Given task:
The exercise asks for every line of the data to be reproduced exactly.

Records for processing:
* * * * *
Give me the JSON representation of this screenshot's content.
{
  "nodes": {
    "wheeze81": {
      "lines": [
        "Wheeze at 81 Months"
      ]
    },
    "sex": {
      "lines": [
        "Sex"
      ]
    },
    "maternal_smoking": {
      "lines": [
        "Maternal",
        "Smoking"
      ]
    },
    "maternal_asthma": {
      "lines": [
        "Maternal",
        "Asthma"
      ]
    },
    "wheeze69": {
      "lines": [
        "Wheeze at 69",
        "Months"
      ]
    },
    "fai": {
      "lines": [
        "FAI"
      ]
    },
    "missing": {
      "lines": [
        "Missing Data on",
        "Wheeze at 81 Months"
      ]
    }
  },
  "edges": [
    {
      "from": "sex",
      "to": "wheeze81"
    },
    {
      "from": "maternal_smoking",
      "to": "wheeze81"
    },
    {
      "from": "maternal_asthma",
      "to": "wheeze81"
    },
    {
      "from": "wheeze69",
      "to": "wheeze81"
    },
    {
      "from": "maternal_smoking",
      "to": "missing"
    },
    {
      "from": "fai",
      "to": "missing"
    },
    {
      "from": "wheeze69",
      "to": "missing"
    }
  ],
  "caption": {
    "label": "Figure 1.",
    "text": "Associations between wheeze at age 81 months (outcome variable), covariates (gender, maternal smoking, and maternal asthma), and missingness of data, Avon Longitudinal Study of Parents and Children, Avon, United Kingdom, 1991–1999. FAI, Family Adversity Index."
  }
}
* * * * *
Exercise solution:
Give me the JSON representation of this screenshot's content.
{
  "nodes": {
    "wheeze81": {
      "lines": [
        "Wheeze at 81 Months"
      ]
    },
    "sex": {
      "lines": [
        "Sex"
      ]
    },
    "maternal_smoking": {
      "lines": [
        "Maternal",
        "Smoking"
      ]
    },
    "maternal_asthma": {
      "lines": [
        "Maternal",
        "Asthma"
      ]
    },
    "wheeze69": {
      "lines": [
        "Wheeze at 69",
        "Months"
      ]
    },
    "fai": {
      "lines": [
        "FAI"
      ]
    },
    "missing": {
      "lines": [
        "Missing Data on",
        "Wheeze at 81 Months"
      ]
    }
  },
  "edges": [
    {
      "from": "sex",
      "to": "wheeze81"
    },
    {
      "from": "maternal_smoking",
      "to": "wheeze81"
    },
    {
      "from": "maternal_asthma",
      "to": "wheeze81"
    },
    {
      "from": "wheeze69",
      "to": "wheeze81"
    },
    {
      "from": "maternal_smoking",
      "to": "missing"
    },
    {
      "from": "fai",
      "to": "missing"
    },
    {
      "from": "wheeze69",
      "to": "missing"
    }
  ],
  "caption": {
    "label": "Figure 1.",
    "text": "Associations between wheeze at age 81 months (outcome variable), covariates (gender, maternal smoking, and maternal asthma), and missingness of data, Avon Longitudinal Study of Parents and Children, Avon, United Kingdom, 1991–1999. FAI, Family Adversity Index."
  }
}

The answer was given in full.